Find each line with the word "index" and say how many there are, nothing else.

Data for the task>
◇ ◇ ◇
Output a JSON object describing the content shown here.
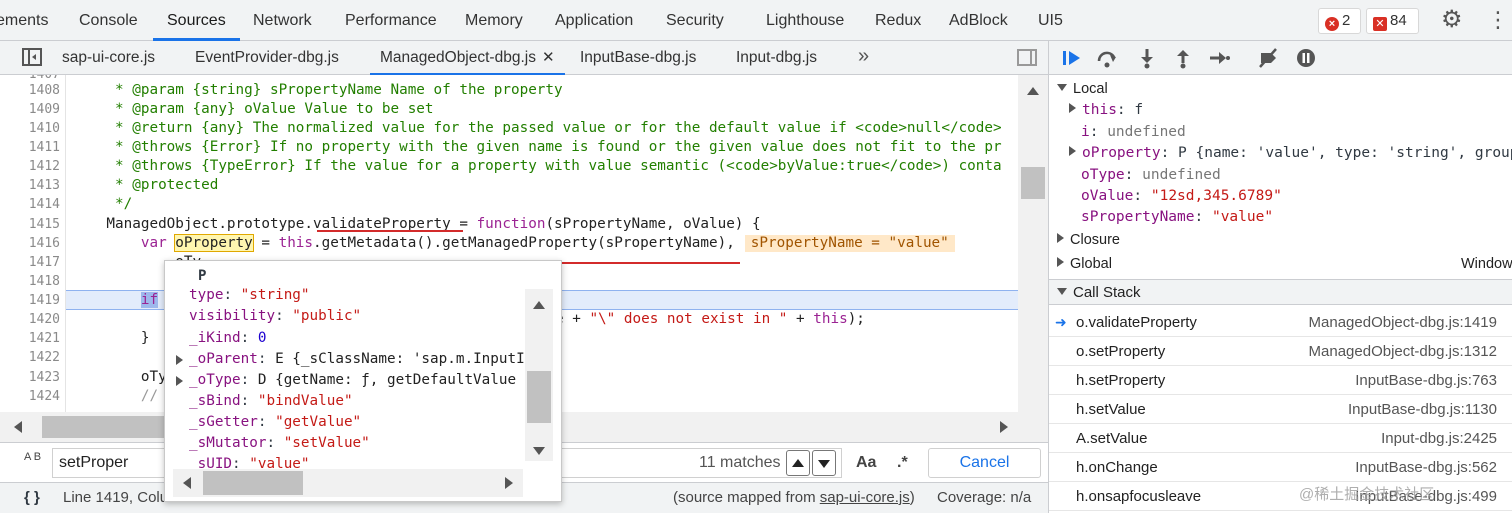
{
  "main_tabs": [
    {
      "label": "ements"
    },
    {
      "label": "Console"
    },
    {
      "label": "Sources"
    },
    {
      "label": "Network"
    },
    {
      "label": "Performance"
    },
    {
      "label": "Memory"
    },
    {
      "label": "Application"
    },
    {
      "label": "Security"
    },
    {
      "label": "Lighthouse"
    },
    {
      "label": "Redux"
    },
    {
      "label": "AdBlock"
    },
    {
      "label": "UI5"
    }
  ],
  "badges": {
    "errors": "2",
    "issues": "84",
    "error_glyph": "×",
    "issue_glyph": "✕"
  },
  "icons": {
    "gear": "⚙",
    "more": "⋮",
    "chevrons": "»",
    "close": "✕"
  },
  "file_tabs": [
    {
      "label": "sap-ui-core.js"
    },
    {
      "label": "EventProvider-dbg.js"
    },
    {
      "label": "ManagedObject-dbg.js"
    },
    {
      "label": "InputBase-dbg.js"
    },
    {
      "label": "Input-dbg.js"
    }
  ],
  "editor": {
    "line_numbers": [
      "1407",
      "1408",
      "1409",
      "1410",
      "1411",
      "1412",
      "1413",
      "1414",
      "1415",
      "1416",
      "1417",
      "1418",
      "1419",
      "1420",
      "1421",
      "1422",
      "1423",
      "1424"
    ],
    "lines": {
      "l1408": "     * @param {string} sPropertyName Name of the property",
      "l1409": "     * @param {any} oValue Value to be set",
      "l1410": "     * @return {any} The normalized value for the passed value or for the default value if <code>null</code>",
      "l1411": "     * @throws {Error} If no property with the given name is found or the given value does not fit to the pr",
      "l1412": "     * @throws {TypeError} If the value for a property with value semantic (<code>byValue:true</code>) conta",
      "l1413": "     * @protected",
      "l1414": "     */",
      "l1415_a": "    ManagedObject.prototype.validateProperty = ",
      "l1415_kw": "function",
      "l1415_b": "(sPropertyName, oValue) {",
      "l1416_kw": "        var ",
      "l1416_var": "oProperty",
      "l1416_b": " = ",
      "l1416_this": "this",
      "l1416_c": ".getMetadata().getManagedProperty(sPropertyName),",
      "l1416_inline": "sPropertyName = \"value\"",
      "l1417": "            oTy",
      "l1419_kw": "if",
      "l1420_a": "e + ",
      "l1420_str": "\"\\\" does not exist in \"",
      "l1420_b": " + ",
      "l1420_this": "this",
      "l1420_c": ");",
      "l1421": "        }",
      "l1423": "        oTy",
      "l1424": "        //"
    }
  },
  "popover": {
    "title": "P",
    "rows": [
      {
        "key": "type",
        "val": "\"string\"",
        "kind": "str",
        "expandable": false
      },
      {
        "key": "visibility",
        "val": "\"public\"",
        "kind": "str",
        "expandable": false
      },
      {
        "key": "_iKind",
        "val": "0",
        "kind": "num",
        "expandable": false
      },
      {
        "key": "_oParent",
        "val": "E {_sClassName: 'sap.m.InputI",
        "kind": "obj",
        "expandable": true
      },
      {
        "key": "_oType",
        "val": "D {getName: ƒ, getDefaultValue",
        "kind": "obj",
        "expandable": true
      },
      {
        "key": "_sBind",
        "val": "\"bindValue\"",
        "kind": "str",
        "expandable": false
      },
      {
        "key": "_sGetter",
        "val": "\"getValue\"",
        "kind": "str",
        "expandable": false
      },
      {
        "key": "_sMutator",
        "val": "\"setValue\"",
        "kind": "str",
        "expandable": false
      },
      {
        "key": "_sUID",
        "val": "\"value\"",
        "kind": "str",
        "expandable": false
      }
    ]
  },
  "search": {
    "value": "setProper",
    "matches": "11 matches",
    "case_label": "Aa",
    "regex_label": ".*",
    "cancel_label": "Cancel",
    "icon_label": "A B"
  },
  "status": {
    "position": "Line 1419, Colu",
    "source_mapped_prefix": "(source mapped from ",
    "source_file": "sap-ui-core.js",
    "source_mapped_suffix": ")",
    "coverage": "Coverage: n/a",
    "braces": "{ }"
  },
  "scope": {
    "local_label": "Local",
    "vars": [
      {
        "key": "this",
        "val": "f",
        "expandable": true
      },
      {
        "key": "i",
        "val": "undefined",
        "expandable": false
      },
      {
        "key": "oProperty",
        "val": "P {name: 'value', type: 'string', group",
        "expandable": true
      },
      {
        "key": "oType",
        "val": "undefined",
        "expandable": false
      },
      {
        "key": "oValue",
        "val": "\"12sd,345.6789\"",
        "expandable": false
      },
      {
        "key": "sPropertyName",
        "val": "\"value\"",
        "expandable": false
      }
    ],
    "closure_label": "Closure",
    "global_label": "Global",
    "global_value": "Window"
  },
  "call_stack": {
    "label": "Call Stack",
    "frames": [
      {
        "fn": "o.validateProperty",
        "loc": "ManagedObject-dbg.js:1419"
      },
      {
        "fn": "o.setProperty",
        "loc": "ManagedObject-dbg.js:1312"
      },
      {
        "fn": "h.setProperty",
        "loc": "InputBase-dbg.js:763"
      },
      {
        "fn": "h.setValue",
        "loc": "InputBase-dbg.js:1130"
      },
      {
        "fn": "A.setValue",
        "loc": "Input-dbg.js:2425"
      },
      {
        "fn": "h.onChange",
        "loc": "InputBase-dbg.js:562"
      },
      {
        "fn": "h.onsapfocusleave",
        "loc": "InputBase-dbg.js:499"
      }
    ]
  },
  "watermark": "@稀土掘金技术社区"
}
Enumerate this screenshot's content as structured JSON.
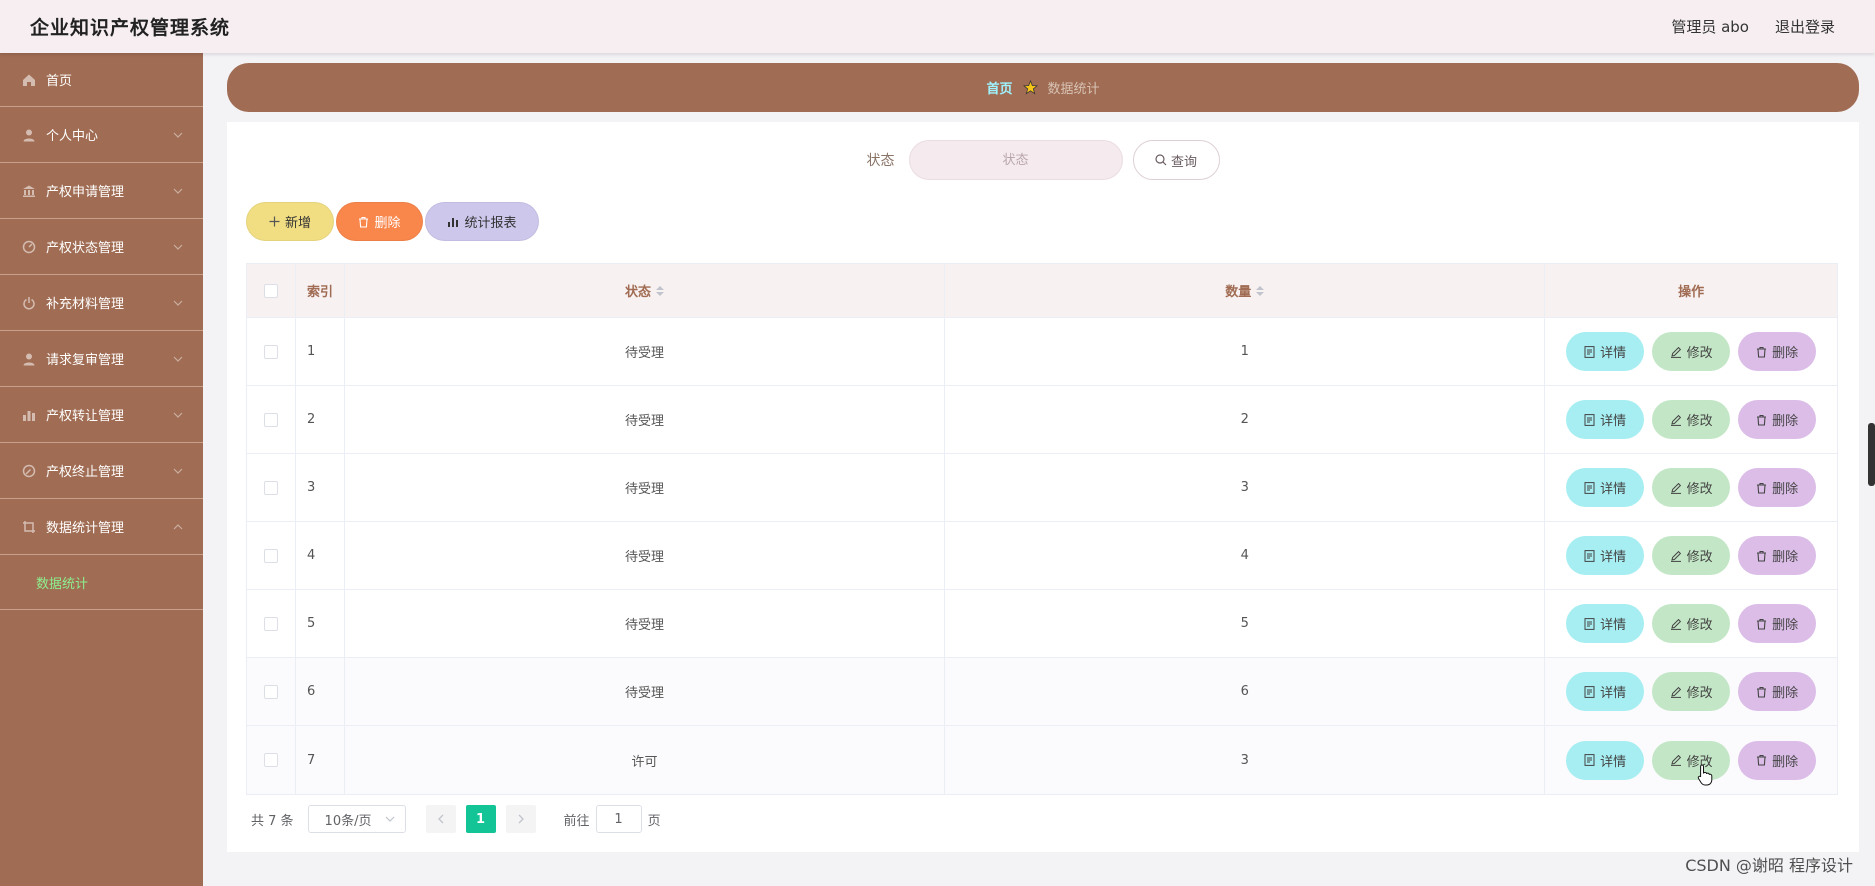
{
  "header": {
    "app_title": "企业知识产权管理系统",
    "user_label": "管理员 abo",
    "logout_label": "退出登录"
  },
  "sidebar": {
    "items": [
      {
        "label": "首页",
        "icon": "home-icon"
      },
      {
        "label": "个人中心",
        "icon": "user-icon"
      },
      {
        "label": "产权申请管理",
        "icon": "bank-icon"
      },
      {
        "label": "产权状态管理",
        "icon": "dashboard-icon"
      },
      {
        "label": "补充材料管理",
        "icon": "power-icon"
      },
      {
        "label": "请求复审管理",
        "icon": "user-icon"
      },
      {
        "label": "产权转让管理",
        "icon": "bar-chart-icon"
      },
      {
        "label": "产权终止管理",
        "icon": "compass-icon"
      },
      {
        "label": "数据统计管理",
        "icon": "crop-icon"
      }
    ],
    "submenu": {
      "label": "数据统计"
    }
  },
  "breadcrumb": {
    "home": "首页",
    "current": "数据统计"
  },
  "search": {
    "label": "状态",
    "placeholder": "状态",
    "query_label": "查询"
  },
  "actions": {
    "add_label": "新增",
    "delete_label": "删除",
    "stats_label": "统计报表"
  },
  "table": {
    "headers": {
      "index": "索引",
      "state": "状态",
      "quantity": "数量",
      "operations": "操作"
    },
    "rows": [
      {
        "index": "1",
        "state": "待受理",
        "quantity": "1"
      },
      {
        "index": "2",
        "state": "待受理",
        "quantity": "2"
      },
      {
        "index": "3",
        "state": "待受理",
        "quantity": "3"
      },
      {
        "index": "4",
        "state": "待受理",
        "quantity": "4"
      },
      {
        "index": "5",
        "state": "待受理",
        "quantity": "5"
      },
      {
        "index": "6",
        "state": "待受理",
        "quantity": "6"
      },
      {
        "index": "7",
        "state": "许可",
        "quantity": "3"
      }
    ],
    "op_labels": {
      "detail": "详情",
      "edit": "修改",
      "remove": "删除"
    }
  },
  "pagination": {
    "total": "共 7 条",
    "page_size": "10条/页",
    "current_page": "1",
    "goto_prefix": "前往",
    "goto_value": "1",
    "goto_suffix": "页"
  },
  "watermark": "CSDN @谢昭 程序设计",
  "colors": {
    "sidebar": "#a06c53",
    "active_submenu": "#8ef08f",
    "page_active": "#13c596"
  }
}
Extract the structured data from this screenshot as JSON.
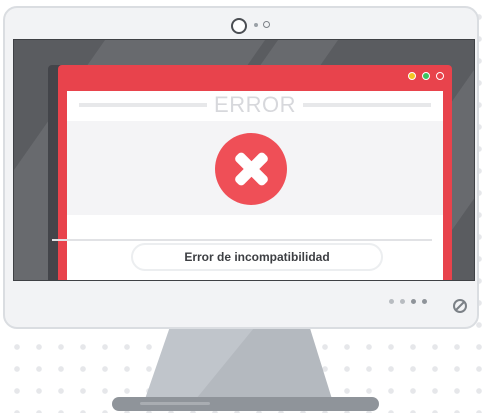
{
  "window": {
    "title": "ERROR",
    "controls": [
      "minimize-dot",
      "maximize-dot",
      "close-dot"
    ]
  },
  "message": {
    "text": "Error de incompatibilidad"
  },
  "icons": {
    "error": "error-x-icon",
    "camera": "camera-icon",
    "power": "power-icon"
  },
  "colors": {
    "window_frame": "#e8434c",
    "error_icon": "#ef4f57",
    "screen": "#5a5c60",
    "monitor_body": "#f2f3f5",
    "stand": "#c0c5cb",
    "window_control_yellow": "#f3c623",
    "window_control_green": "#3cc35f",
    "window_control_red": "#e8434c"
  }
}
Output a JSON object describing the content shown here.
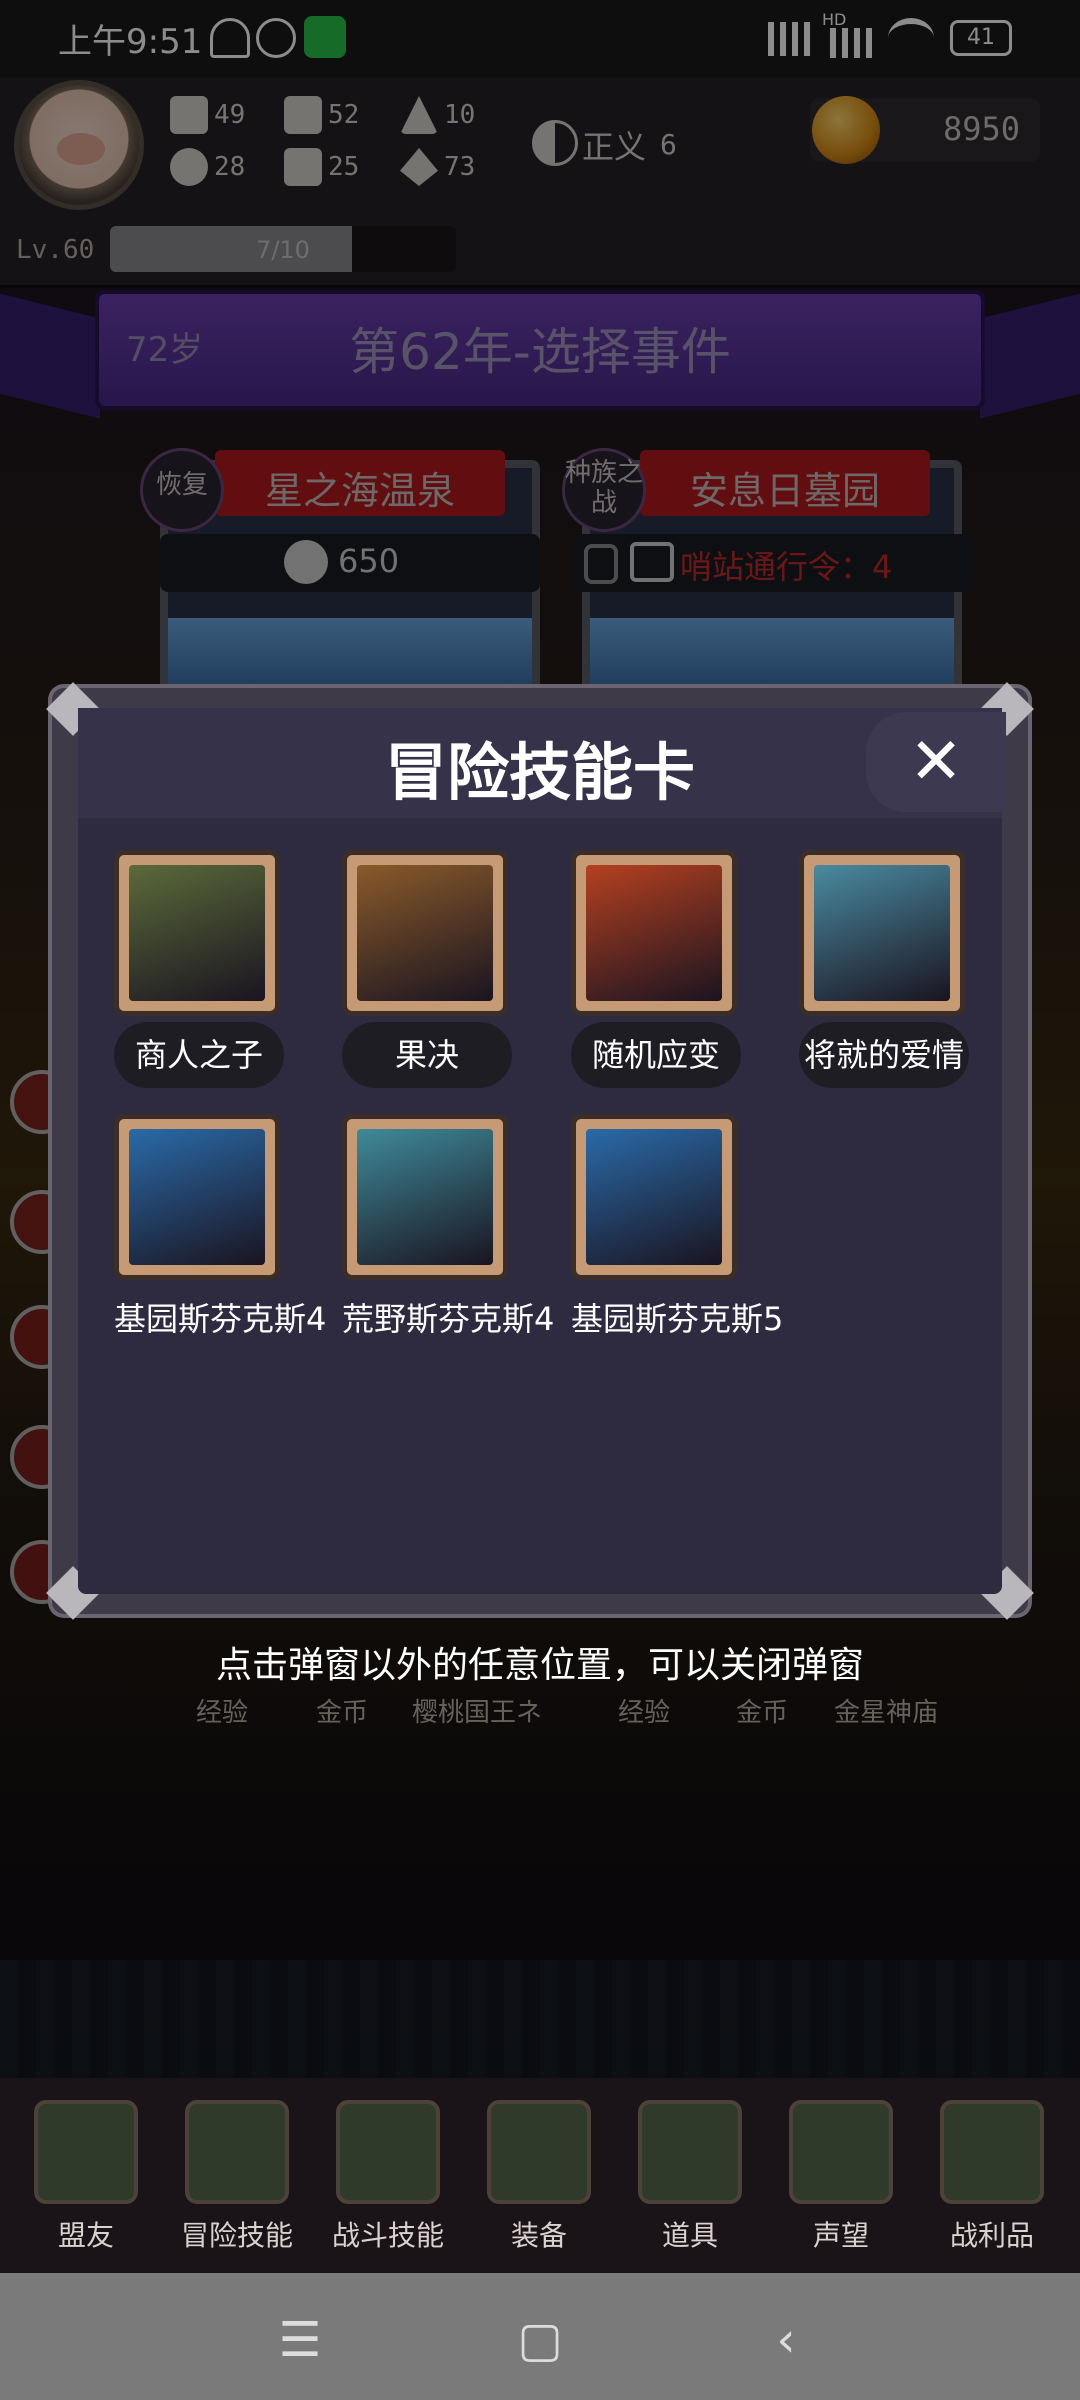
◇ ◇ ◇
Output> 8